GIVEN PROBLEM
Transcribe each line exactly.

--

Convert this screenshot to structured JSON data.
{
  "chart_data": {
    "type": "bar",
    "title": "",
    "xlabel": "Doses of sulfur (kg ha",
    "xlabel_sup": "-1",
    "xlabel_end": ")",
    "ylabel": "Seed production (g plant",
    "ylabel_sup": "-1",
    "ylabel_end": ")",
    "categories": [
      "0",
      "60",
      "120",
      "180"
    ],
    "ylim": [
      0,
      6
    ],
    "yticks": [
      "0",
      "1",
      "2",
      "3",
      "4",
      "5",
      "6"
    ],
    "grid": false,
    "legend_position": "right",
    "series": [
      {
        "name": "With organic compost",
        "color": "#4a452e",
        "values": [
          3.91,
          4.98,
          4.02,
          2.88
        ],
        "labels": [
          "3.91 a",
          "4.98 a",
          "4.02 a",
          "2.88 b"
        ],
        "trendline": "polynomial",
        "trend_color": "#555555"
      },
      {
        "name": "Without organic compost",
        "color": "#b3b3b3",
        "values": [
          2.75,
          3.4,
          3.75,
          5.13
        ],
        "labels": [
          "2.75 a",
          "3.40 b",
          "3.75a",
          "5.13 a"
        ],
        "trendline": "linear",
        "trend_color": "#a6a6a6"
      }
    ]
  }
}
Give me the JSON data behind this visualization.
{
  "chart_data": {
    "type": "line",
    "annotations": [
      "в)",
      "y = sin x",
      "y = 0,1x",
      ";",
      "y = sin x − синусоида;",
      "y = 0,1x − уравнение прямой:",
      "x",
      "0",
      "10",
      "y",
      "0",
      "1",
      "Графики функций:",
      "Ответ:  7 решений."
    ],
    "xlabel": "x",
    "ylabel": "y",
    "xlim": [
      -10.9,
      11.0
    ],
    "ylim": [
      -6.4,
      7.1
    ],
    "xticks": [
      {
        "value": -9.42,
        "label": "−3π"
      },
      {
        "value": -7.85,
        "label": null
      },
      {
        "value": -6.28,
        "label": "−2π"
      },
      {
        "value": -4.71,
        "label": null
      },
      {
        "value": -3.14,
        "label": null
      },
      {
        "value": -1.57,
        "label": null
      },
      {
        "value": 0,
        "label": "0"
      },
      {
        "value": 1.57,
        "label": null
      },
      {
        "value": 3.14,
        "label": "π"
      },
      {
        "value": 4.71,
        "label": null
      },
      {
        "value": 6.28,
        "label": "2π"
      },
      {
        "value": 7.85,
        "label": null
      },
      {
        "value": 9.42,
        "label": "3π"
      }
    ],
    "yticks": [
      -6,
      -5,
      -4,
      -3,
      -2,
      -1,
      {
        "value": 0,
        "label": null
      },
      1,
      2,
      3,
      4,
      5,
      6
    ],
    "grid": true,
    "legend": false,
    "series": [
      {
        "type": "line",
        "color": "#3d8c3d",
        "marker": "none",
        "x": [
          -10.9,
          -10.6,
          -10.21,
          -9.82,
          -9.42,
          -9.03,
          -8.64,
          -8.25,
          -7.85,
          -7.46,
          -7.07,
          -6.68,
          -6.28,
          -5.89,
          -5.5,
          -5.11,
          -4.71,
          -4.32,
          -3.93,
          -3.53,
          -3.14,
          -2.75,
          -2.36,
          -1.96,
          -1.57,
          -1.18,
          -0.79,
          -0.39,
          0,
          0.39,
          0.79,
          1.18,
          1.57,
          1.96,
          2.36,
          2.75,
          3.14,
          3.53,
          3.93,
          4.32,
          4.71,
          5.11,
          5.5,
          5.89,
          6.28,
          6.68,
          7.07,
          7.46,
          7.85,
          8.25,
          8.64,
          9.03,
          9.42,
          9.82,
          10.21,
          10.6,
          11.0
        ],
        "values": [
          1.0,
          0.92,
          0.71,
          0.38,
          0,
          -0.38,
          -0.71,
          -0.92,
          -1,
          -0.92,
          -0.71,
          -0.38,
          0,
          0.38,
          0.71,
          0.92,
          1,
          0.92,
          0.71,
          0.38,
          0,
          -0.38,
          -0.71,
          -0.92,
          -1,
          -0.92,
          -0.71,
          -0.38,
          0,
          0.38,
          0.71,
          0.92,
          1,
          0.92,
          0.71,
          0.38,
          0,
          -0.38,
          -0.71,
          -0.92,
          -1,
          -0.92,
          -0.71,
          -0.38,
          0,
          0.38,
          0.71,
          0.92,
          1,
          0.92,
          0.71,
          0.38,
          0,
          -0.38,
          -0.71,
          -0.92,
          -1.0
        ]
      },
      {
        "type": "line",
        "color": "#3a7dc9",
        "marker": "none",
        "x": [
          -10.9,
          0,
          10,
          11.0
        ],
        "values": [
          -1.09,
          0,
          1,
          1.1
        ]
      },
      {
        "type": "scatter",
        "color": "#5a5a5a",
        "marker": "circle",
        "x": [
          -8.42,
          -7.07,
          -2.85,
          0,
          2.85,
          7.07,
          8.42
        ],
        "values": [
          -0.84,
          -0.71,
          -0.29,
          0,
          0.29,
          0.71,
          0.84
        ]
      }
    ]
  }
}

--

ANSWER FOR THE TASK
Convert this screenshot to structured JSON data.
{
  "chart_data": {
    "type": "bar",
    "title": "",
    "xlabel": "Doses of sulfur (kg ha",
    "xlabel_sup": "-1",
    "xlabel_end": ")",
    "ylabel": "Seed production (g plant",
    "ylabel_sup": "-1",
    "ylabel_end": ")",
    "categories": [
      "0",
      "60",
      "120",
      "180"
    ],
    "ylim": [
      0,
      6
    ],
    "yticks": [
      "0",
      "1",
      "2",
      "3",
      "4",
      "5",
      "6"
    ],
    "grid": false,
    "legend_position": "right",
    "series": [
      {
        "name": "With organic compost",
        "color": "#4a452e",
        "values": [
          3.91,
          4.98,
          4.02,
          2.88
        ],
        "labels": [
          "3.91 a",
          "4.98 a",
          "4.02 a",
          "2.88 b"
        ],
        "trendline": "polynomial",
        "trend_color": "#555555"
      },
      {
        "name": "Without organic compost",
        "color": "#b3b3b3",
        "values": [
          2.75,
          3.4,
          3.75,
          5.13
        ],
        "labels": [
          "2.75 a",
          "3.40 b",
          "3.75a",
          "5.13 a"
        ],
        "trendline": "linear",
        "trend_color": "#a6a6a6"
      }
    ]
  }
}
Give me the JSON data behind this visualization.
{
  "chart_data": {
    "type": "line",
    "annotations": [
      "в)",
      "y = sin x",
      "y = 0,1x",
      ";",
      "y = sin x − синусоида;",
      "y = 0,1x − уравнение прямой:",
      "x",
      "0",
      "10",
      "y",
      "0",
      "1",
      "Графики функций:",
      "Ответ:  7 решений."
    ],
    "xlabel": "x",
    "ylabel": "y",
    "xlim": [
      -10.9,
      11.0
    ],
    "ylim": [
      -6.4,
      7.1
    ],
    "xticks": [
      {
        "value": -9.42,
        "label": "−3π"
      },
      {
        "value": -7.85,
        "label": null
      },
      {
        "value": -6.28,
        "label": "−2π"
      },
      {
        "value": -4.71,
        "label": null
      },
      {
        "value": -3.14,
        "label": null
      },
      {
        "value": -1.57,
        "label": null
      },
      {
        "value": 0,
        "label": "0"
      },
      {
        "value": 1.57,
        "label": null
      },
      {
        "value": 3.14,
        "label": "π"
      },
      {
        "value": 4.71,
        "label": null
      },
      {
        "value": 6.28,
        "label": "2π"
      },
      {
        "value": 7.85,
        "label": null
      },
      {
        "value": 9.42,
        "label": "3π"
      }
    ],
    "yticks": [
      -6,
      -5,
      -4,
      -3,
      -2,
      -1,
      {
        "value": 0,
        "label": null
      },
      1,
      2,
      3,
      4,
      5,
      6
    ],
    "grid": true,
    "legend": false,
    "series": [
      {
        "type": "line",
        "color": "#3d8c3d",
        "marker": "none",
        "x": [
          -10.9,
          -10.6,
          -10.21,
          -9.82,
          -9.42,
          -9.03,
          -8.64,
          -8.25,
          -7.85,
          -7.46,
          -7.07,
          -6.68,
          -6.28,
          -5.89,
          -5.5,
          -5.11,
          -4.71,
          -4.32,
          -3.93,
          -3.53,
          -3.14,
          -2.75,
          -2.36,
          -1.96,
          -1.57,
          -1.18,
          -0.79,
          -0.39,
          0,
          0.39,
          0.79,
          1.18,
          1.57,
          1.96,
          2.36,
          2.75,
          3.14,
          3.53,
          3.93,
          4.32,
          4.71,
          5.11,
          5.5,
          5.89,
          6.28,
          6.68,
          7.07,
          7.46,
          7.85,
          8.25,
          8.64,
          9.03,
          9.42,
          9.82,
          10.21,
          10.6,
          11.0
        ],
        "values": [
          1.0,
          0.92,
          0.71,
          0.38,
          0,
          -0.38,
          -0.71,
          -0.92,
          -1,
          -0.92,
          -0.71,
          -0.38,
          0,
          0.38,
          0.71,
          0.92,
          1,
          0.92,
          0.71,
          0.38,
          0,
          -0.38,
          -0.71,
          -0.92,
          -1,
          -0.92,
          -0.71,
          -0.38,
          0,
          0.38,
          0.71,
          0.92,
          1,
          0.92,
          0.71,
          0.38,
          0,
          -0.38,
          -0.71,
          -0.92,
          -1,
          -0.92,
          -0.71,
          -0.38,
          0,
          0.38,
          0.71,
          0.92,
          1,
          0.92,
          0.71,
          0.38,
          0,
          -0.38,
          -0.71,
          -0.92,
          -1.0
        ]
      },
      {
        "type": "line",
        "color": "#3a7dc9",
        "marker": "none",
        "x": [
          -10.9,
          0,
          10,
          11.0
        ],
        "values": [
          -1.09,
          0,
          1,
          1.1
        ]
      },
      {
        "type": "scatter",
        "color": "#5a5a5a",
        "marker": "circle",
        "x": [
          -8.42,
          -7.07,
          -2.85,
          0,
          2.85,
          7.07,
          8.42
        ],
        "values": [
          -0.84,
          -0.71,
          -0.29,
          0,
          0.29,
          0.71,
          0.84
        ]
      }
    ]
  }
}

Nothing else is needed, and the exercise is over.